━━━━━ Records supplied ━━━━━

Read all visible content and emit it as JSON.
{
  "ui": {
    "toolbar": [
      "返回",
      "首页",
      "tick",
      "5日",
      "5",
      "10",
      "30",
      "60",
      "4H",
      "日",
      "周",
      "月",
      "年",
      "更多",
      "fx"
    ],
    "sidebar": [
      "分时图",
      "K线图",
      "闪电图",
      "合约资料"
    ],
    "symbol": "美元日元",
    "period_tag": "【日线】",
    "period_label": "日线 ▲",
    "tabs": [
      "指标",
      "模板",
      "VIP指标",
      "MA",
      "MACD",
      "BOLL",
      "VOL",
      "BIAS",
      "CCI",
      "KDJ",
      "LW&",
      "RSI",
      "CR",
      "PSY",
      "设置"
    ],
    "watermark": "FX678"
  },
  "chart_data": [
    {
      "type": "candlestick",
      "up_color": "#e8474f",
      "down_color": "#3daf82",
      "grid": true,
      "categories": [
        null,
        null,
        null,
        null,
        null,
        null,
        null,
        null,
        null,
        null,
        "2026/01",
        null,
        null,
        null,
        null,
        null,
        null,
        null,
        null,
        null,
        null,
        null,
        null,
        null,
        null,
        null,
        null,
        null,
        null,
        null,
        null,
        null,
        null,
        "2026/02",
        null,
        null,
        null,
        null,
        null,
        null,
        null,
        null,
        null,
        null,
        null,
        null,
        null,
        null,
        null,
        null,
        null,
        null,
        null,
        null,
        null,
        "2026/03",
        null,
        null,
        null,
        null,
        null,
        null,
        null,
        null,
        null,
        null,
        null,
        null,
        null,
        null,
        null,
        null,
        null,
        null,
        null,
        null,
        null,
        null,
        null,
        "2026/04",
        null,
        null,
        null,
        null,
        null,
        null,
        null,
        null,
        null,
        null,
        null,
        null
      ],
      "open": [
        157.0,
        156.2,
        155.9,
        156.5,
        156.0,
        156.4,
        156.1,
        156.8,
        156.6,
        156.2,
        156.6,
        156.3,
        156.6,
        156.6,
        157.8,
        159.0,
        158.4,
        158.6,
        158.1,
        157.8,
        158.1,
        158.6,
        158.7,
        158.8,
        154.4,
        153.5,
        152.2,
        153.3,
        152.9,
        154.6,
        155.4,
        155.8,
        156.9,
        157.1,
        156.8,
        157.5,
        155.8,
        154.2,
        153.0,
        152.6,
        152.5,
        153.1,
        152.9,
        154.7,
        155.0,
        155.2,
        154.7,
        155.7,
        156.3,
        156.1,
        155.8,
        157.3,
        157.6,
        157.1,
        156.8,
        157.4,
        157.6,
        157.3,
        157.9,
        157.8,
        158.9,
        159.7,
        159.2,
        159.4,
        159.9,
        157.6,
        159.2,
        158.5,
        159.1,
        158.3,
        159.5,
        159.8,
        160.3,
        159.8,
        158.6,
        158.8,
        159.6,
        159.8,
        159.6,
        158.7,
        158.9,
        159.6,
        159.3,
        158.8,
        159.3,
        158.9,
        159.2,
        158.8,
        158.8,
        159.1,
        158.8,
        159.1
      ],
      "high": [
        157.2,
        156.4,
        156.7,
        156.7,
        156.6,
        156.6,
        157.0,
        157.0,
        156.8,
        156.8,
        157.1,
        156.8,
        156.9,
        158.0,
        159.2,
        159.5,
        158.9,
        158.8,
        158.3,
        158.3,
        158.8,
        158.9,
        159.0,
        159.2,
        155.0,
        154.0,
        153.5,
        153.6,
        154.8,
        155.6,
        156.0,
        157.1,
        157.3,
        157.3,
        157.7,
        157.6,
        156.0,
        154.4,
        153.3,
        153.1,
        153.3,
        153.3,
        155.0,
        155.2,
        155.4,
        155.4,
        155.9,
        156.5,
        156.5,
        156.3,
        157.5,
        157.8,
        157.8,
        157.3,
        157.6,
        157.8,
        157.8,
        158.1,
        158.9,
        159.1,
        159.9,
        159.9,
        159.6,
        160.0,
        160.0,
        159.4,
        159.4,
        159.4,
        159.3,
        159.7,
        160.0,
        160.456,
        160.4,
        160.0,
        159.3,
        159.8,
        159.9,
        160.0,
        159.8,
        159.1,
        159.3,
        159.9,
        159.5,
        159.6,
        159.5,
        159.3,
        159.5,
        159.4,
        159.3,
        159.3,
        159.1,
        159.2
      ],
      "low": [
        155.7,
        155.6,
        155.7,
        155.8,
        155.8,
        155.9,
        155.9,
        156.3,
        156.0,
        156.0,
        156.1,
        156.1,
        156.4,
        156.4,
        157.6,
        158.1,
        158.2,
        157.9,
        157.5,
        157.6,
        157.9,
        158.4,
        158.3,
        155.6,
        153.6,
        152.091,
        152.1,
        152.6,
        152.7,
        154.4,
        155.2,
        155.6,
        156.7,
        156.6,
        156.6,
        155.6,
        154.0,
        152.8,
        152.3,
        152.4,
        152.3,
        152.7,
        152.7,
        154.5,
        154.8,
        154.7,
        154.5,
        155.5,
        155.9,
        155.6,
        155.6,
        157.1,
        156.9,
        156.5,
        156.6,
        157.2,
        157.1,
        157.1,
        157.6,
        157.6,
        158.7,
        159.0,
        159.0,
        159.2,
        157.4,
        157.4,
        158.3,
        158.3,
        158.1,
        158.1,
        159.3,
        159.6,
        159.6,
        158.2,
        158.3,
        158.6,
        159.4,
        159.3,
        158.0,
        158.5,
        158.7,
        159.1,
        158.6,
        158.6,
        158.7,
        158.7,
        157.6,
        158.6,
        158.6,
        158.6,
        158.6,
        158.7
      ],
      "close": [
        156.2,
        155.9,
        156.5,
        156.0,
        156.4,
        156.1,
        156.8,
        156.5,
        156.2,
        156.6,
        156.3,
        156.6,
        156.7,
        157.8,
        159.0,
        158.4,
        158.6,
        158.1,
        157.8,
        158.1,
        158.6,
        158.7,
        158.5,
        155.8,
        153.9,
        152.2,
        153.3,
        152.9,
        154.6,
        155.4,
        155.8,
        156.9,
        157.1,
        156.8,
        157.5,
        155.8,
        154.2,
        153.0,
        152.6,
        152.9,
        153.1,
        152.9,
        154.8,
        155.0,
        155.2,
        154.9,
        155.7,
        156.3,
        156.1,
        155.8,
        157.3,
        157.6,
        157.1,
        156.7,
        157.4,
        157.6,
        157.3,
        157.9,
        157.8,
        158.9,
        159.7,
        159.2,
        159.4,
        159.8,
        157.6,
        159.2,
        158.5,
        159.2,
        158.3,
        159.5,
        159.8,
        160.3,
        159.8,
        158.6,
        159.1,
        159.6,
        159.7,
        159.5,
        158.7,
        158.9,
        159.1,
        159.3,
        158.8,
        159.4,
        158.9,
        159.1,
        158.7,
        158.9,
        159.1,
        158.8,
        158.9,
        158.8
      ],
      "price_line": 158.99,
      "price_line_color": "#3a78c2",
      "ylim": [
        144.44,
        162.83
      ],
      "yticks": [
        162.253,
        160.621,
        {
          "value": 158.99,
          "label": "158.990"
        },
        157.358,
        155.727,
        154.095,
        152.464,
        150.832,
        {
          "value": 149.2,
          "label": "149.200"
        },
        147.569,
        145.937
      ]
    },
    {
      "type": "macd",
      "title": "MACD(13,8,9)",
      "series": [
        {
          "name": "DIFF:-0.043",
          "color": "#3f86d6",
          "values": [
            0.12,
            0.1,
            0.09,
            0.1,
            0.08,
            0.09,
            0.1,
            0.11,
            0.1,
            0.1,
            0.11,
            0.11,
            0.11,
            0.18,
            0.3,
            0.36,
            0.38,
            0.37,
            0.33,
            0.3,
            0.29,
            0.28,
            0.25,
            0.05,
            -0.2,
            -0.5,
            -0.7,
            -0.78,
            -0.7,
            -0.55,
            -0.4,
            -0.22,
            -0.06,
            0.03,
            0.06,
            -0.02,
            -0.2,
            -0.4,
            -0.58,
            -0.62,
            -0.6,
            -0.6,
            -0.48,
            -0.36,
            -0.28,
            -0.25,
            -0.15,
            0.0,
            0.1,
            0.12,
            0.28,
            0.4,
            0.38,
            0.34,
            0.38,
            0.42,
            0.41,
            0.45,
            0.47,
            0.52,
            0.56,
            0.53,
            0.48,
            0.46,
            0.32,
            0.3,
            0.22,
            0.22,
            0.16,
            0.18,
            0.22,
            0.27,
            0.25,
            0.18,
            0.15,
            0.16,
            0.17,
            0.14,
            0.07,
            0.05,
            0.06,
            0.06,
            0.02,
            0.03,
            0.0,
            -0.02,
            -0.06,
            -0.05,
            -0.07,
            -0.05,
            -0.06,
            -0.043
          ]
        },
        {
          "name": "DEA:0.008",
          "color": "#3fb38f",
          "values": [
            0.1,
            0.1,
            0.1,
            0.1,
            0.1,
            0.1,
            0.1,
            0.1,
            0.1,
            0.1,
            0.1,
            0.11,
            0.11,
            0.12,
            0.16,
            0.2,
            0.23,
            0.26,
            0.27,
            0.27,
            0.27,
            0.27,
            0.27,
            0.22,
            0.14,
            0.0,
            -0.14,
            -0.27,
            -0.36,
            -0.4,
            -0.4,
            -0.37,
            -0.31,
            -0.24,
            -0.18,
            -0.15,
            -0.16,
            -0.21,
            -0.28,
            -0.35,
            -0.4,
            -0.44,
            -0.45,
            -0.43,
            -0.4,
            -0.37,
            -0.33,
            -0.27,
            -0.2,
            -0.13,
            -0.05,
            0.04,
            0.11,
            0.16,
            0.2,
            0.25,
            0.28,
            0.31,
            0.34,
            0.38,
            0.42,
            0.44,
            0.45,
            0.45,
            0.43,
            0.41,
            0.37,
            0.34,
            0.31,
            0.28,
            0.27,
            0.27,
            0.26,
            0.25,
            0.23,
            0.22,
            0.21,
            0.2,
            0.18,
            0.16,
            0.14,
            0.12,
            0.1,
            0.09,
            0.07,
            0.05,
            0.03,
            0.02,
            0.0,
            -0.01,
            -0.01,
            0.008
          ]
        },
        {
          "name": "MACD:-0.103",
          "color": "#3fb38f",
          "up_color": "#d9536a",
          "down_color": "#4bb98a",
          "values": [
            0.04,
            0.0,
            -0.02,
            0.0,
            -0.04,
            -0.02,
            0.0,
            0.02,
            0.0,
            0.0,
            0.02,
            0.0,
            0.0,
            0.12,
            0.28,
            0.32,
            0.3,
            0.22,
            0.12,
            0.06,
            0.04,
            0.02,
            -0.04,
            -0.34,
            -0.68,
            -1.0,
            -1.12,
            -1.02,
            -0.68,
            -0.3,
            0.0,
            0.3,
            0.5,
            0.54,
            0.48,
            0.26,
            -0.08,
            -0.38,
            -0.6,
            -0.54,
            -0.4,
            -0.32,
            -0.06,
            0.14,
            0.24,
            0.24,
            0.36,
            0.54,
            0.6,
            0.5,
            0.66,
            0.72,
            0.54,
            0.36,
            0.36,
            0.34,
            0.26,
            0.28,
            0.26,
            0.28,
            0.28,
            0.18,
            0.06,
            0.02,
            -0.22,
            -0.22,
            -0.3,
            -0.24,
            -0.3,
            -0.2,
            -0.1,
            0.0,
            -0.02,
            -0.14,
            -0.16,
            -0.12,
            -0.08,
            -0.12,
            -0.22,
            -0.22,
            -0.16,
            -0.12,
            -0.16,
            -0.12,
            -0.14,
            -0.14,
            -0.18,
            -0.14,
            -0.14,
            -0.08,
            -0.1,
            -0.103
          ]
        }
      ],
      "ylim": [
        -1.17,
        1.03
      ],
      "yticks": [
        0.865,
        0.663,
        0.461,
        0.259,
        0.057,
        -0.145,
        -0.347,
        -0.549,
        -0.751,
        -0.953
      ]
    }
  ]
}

━━━━━

> [Task brief] Copy each line above that contains the string "name".

> [Solution to the exercise]
          "name": "DIFF:-0.043",
          "name": "DEA:0.008",
          "name": "MACD:-0.103",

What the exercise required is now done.